> **Task to complete**:
Revise the records below by replacing each "country-link" with "country-name-link", keeping every other part of every line the same.

> **Information shown**:

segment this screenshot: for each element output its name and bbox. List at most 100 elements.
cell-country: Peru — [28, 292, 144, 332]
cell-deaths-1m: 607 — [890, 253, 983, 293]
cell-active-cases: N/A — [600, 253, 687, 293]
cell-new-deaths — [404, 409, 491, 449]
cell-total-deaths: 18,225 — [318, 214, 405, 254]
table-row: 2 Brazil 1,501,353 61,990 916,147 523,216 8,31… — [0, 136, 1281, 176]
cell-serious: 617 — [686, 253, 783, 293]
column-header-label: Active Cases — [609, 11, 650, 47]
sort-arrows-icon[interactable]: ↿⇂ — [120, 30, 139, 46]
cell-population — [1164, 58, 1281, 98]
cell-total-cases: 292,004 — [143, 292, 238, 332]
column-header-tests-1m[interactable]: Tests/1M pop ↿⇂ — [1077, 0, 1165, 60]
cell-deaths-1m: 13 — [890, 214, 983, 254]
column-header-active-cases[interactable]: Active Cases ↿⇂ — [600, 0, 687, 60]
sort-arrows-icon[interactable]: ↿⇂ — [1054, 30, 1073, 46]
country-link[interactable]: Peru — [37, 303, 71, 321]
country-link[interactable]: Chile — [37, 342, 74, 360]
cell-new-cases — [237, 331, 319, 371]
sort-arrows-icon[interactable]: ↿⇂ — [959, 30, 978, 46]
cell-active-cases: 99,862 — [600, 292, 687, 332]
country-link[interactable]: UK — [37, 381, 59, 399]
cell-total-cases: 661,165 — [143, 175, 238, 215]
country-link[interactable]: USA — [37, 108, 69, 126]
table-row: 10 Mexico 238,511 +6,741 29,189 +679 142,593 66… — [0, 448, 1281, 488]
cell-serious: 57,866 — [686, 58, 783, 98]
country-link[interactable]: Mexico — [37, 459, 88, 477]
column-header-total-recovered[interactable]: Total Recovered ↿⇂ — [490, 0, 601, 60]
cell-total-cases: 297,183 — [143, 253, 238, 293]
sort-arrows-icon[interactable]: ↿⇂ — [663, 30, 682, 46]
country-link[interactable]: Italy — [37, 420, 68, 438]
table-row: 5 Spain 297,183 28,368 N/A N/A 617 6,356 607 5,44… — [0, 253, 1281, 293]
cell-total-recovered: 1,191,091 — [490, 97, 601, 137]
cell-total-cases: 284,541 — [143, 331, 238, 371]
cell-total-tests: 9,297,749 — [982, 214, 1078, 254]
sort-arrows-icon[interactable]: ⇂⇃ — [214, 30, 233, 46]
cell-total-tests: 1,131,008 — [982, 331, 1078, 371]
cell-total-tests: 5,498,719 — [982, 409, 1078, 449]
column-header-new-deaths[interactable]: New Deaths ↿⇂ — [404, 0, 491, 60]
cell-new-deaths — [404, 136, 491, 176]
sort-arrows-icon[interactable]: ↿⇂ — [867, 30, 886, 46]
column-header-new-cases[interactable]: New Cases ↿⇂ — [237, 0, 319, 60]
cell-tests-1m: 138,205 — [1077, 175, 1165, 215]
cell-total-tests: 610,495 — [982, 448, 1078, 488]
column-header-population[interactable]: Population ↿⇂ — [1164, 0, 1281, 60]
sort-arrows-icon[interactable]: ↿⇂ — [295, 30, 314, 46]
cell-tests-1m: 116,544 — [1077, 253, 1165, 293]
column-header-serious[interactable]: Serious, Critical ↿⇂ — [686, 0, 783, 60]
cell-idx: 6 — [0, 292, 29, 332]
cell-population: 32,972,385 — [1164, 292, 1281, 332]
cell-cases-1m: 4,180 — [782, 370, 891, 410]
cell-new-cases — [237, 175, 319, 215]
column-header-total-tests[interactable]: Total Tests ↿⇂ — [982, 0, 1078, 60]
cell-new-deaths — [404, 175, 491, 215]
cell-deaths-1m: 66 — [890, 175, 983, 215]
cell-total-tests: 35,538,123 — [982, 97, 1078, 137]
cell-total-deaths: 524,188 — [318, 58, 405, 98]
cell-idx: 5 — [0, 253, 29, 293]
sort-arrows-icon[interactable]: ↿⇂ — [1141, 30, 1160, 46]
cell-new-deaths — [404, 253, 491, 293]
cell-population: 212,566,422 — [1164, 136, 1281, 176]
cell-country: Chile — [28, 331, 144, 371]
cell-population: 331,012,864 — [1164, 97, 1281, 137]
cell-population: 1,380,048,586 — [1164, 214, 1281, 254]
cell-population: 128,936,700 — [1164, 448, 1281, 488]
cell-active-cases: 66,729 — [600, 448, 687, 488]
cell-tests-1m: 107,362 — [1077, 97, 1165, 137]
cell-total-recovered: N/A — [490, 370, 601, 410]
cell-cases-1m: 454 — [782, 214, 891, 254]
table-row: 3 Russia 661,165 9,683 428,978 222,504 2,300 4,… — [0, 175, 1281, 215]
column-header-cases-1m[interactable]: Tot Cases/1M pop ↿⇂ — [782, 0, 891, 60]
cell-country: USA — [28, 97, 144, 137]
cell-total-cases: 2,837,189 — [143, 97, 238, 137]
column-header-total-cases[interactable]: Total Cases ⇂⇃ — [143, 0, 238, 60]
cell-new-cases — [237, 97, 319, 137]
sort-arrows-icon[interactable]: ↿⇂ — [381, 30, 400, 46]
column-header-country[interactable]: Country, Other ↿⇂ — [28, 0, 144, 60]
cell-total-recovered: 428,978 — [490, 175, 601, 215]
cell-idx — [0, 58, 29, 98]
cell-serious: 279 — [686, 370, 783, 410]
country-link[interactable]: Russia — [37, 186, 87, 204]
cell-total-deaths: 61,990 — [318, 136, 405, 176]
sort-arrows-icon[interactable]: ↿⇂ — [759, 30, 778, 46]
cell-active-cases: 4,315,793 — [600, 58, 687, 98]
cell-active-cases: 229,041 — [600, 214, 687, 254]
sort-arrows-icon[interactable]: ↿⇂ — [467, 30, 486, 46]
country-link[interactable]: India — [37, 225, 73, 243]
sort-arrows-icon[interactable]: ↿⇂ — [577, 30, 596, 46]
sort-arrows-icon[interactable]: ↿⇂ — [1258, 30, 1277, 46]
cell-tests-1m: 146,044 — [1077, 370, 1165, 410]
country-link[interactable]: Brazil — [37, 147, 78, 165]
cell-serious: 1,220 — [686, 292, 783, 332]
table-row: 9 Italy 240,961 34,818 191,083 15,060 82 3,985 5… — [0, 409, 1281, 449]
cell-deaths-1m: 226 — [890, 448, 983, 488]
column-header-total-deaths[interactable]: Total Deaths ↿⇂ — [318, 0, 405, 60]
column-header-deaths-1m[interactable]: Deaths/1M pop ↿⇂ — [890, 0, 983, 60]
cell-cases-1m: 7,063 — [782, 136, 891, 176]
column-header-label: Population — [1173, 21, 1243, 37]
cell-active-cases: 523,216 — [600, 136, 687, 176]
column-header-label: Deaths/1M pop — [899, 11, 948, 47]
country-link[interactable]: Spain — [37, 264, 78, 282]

> **Solution below**:
segment this screenshot: for each element output its name and bbox. List at most 100 elements.
cell-country: Peru — [28, 292, 144, 332]
cell-deaths-1m: 607 — [890, 253, 983, 293]
cell-active-cases: N/A — [600, 253, 687, 293]
cell-new-deaths — [404, 409, 491, 449]
cell-total-deaths: 18,225 — [318, 214, 405, 254]
table-row: 2 Brazil 1,501,353 61,990 916,147 523,216 8,31… — [0, 136, 1281, 176]
cell-serious: 617 — [686, 253, 783, 293]
column-header-label: Active Cases — [609, 11, 650, 47]
sort-arrows-icon[interactable]: ↿⇂ — [120, 30, 139, 46]
cell-population — [1164, 58, 1281, 98]
cell-total-cases: 292,004 — [143, 292, 238, 332]
column-header-tests-1m[interactable]: Tests/1M pop ↿⇂ — [1077, 0, 1165, 60]
cell-deaths-1m: 13 — [890, 214, 983, 254]
column-header-active-cases[interactable]: Active Cases ↿⇂ — [600, 0, 687, 60]
sort-arrows-icon[interactable]: ↿⇂ — [1054, 30, 1073, 46]
country-name-link[interactable]: Peru — [37, 303, 71, 321]
country-name-link[interactable]: Chile — [37, 342, 74, 360]
cell-new-cases — [237, 331, 319, 371]
sort-arrows-icon[interactable]: ↿⇂ — [959, 30, 978, 46]
cell-active-cases: 99,862 — [600, 292, 687, 332]
country-name-link[interactable]: UK — [37, 381, 59, 399]
cell-total-cases: 661,165 — [143, 175, 238, 215]
country-name-link[interactable]: USA — [37, 108, 69, 126]
table-row: 10 Mexico 238,511 +6,741 29,189 +679 142,593 66… — [0, 448, 1281, 488]
cell-serious: 57,866 — [686, 58, 783, 98]
country-name-link[interactable]: Mexico — [37, 459, 88, 477]
column-header-total-recovered[interactable]: Total Recovered ↿⇂ — [490, 0, 601, 60]
cell-total-cases: 297,183 — [143, 253, 238, 293]
sort-arrows-icon[interactable]: ↿⇂ — [663, 30, 682, 46]
country-name-link[interactable]: Italy — [37, 420, 68, 438]
table-row: 5 Spain 297,183 28,368 N/A N/A 617 6,356 607 5,44… — [0, 253, 1281, 293]
cell-total-recovered: 1,191,091 — [490, 97, 601, 137]
cell-total-cases: 284,541 — [143, 331, 238, 371]
cell-total-tests: 9,297,749 — [982, 214, 1078, 254]
sort-arrows-icon[interactable]: ⇂⇃ — [214, 30, 233, 46]
cell-total-tests: 1,131,008 — [982, 331, 1078, 371]
cell-total-tests: 5,498,719 — [982, 409, 1078, 449]
column-header-new-deaths[interactable]: New Deaths ↿⇂ — [404, 0, 491, 60]
cell-new-deaths — [404, 136, 491, 176]
sort-arrows-icon[interactable]: ↿⇂ — [867, 30, 886, 46]
column-header-new-cases[interactable]: New Cases ↿⇂ — [237, 0, 319, 60]
cell-tests-1m: 138,205 — [1077, 175, 1165, 215]
cell-total-tests: 610,495 — [982, 448, 1078, 488]
column-header-population[interactable]: Population ↿⇂ — [1164, 0, 1281, 60]
sort-arrows-icon[interactable]: ↿⇂ — [295, 30, 314, 46]
cell-tests-1m: 116,544 — [1077, 253, 1165, 293]
column-header-serious[interactable]: Serious, Critical ↿⇂ — [686, 0, 783, 60]
cell-idx: 6 — [0, 292, 29, 332]
cell-population: 32,972,385 — [1164, 292, 1281, 332]
cell-cases-1m: 4,180 — [782, 370, 891, 410]
cell-new-cases — [237, 175, 319, 215]
column-header-total-tests[interactable]: Total Tests ↿⇂ — [982, 0, 1078, 60]
cell-new-deaths — [404, 175, 491, 215]
cell-deaths-1m: 66 — [890, 175, 983, 215]
cell-total-tests: 35,538,123 — [982, 97, 1078, 137]
cell-total-deaths: 524,188 — [318, 58, 405, 98]
cell-idx: 5 — [0, 253, 29, 293]
sort-arrows-icon[interactable]: ↿⇂ — [1141, 30, 1160, 46]
cell-new-deaths — [404, 253, 491, 293]
cell-population: 212,566,422 — [1164, 136, 1281, 176]
cell-country: Chile — [28, 331, 144, 371]
cell-population: 331,012,864 — [1164, 97, 1281, 137]
cell-population: 1,380,048,586 — [1164, 214, 1281, 254]
cell-population: 128,936,700 — [1164, 448, 1281, 488]
cell-active-cases: 66,729 — [600, 448, 687, 488]
cell-tests-1m: 107,362 — [1077, 97, 1165, 137]
cell-total-recovered: N/A — [490, 370, 601, 410]
cell-cases-1m: 454 — [782, 214, 891, 254]
table-row: 3 Russia 661,165 9,683 428,978 222,504 2,300 4,… — [0, 175, 1281, 215]
column-header-cases-1m[interactable]: Tot Cases/1M pop ↿⇂ — [782, 0, 891, 60]
cell-country: USA — [28, 97, 144, 137]
cell-total-cases: 2,837,189 — [143, 97, 238, 137]
column-header-total-cases[interactable]: Total Cases ⇂⇃ — [143, 0, 238, 60]
cell-new-cases — [237, 97, 319, 137]
sort-arrows-icon[interactable]: ↿⇂ — [381, 30, 400, 46]
column-header-country[interactable]: Country, Other ↿⇂ — [28, 0, 144, 60]
cell-total-recovered: 428,978 — [490, 175, 601, 215]
cell-idx — [0, 58, 29, 98]
cell-serious: 279 — [686, 370, 783, 410]
country-name-link[interactable]: Russia — [37, 186, 87, 204]
cell-total-deaths: 61,990 — [318, 136, 405, 176]
sort-arrows-icon[interactable]: ↿⇂ — [759, 30, 778, 46]
cell-active-cases: 4,315,793 — [600, 58, 687, 98]
cell-active-cases: 229,041 — [600, 214, 687, 254]
sort-arrows-icon[interactable]: ↿⇂ — [467, 30, 486, 46]
country-name-link[interactable]: India — [37, 225, 73, 243]
sort-arrows-icon[interactable]: ↿⇂ — [577, 30, 596, 46]
sort-arrows-icon[interactable]: ↿⇂ — [1258, 30, 1277, 46]
cell-tests-1m: 146,044 — [1077, 370, 1165, 410]
country-name-link[interactable]: Brazil — [37, 147, 78, 165]
cell-serious: 1,220 — [686, 292, 783, 332]
table-row: 9 Italy 240,961 34,818 191,083 15,060 82 3,985 5… — [0, 409, 1281, 449]
cell-deaths-1m: 226 — [890, 448, 983, 488]
column-header-total-deaths[interactable]: Total Deaths ↿⇂ — [318, 0, 405, 60]
column-header-deaths-1m[interactable]: Deaths/1M pop ↿⇂ — [890, 0, 983, 60]
cell-cases-1m: 7,063 — [782, 136, 891, 176]
column-header-label: Population — [1173, 21, 1243, 37]
cell-active-cases: 523,216 — [600, 136, 687, 176]
column-header-label: Deaths/1M pop — [899, 11, 948, 47]
country-name-link[interactable]: Spain — [37, 264, 78, 282]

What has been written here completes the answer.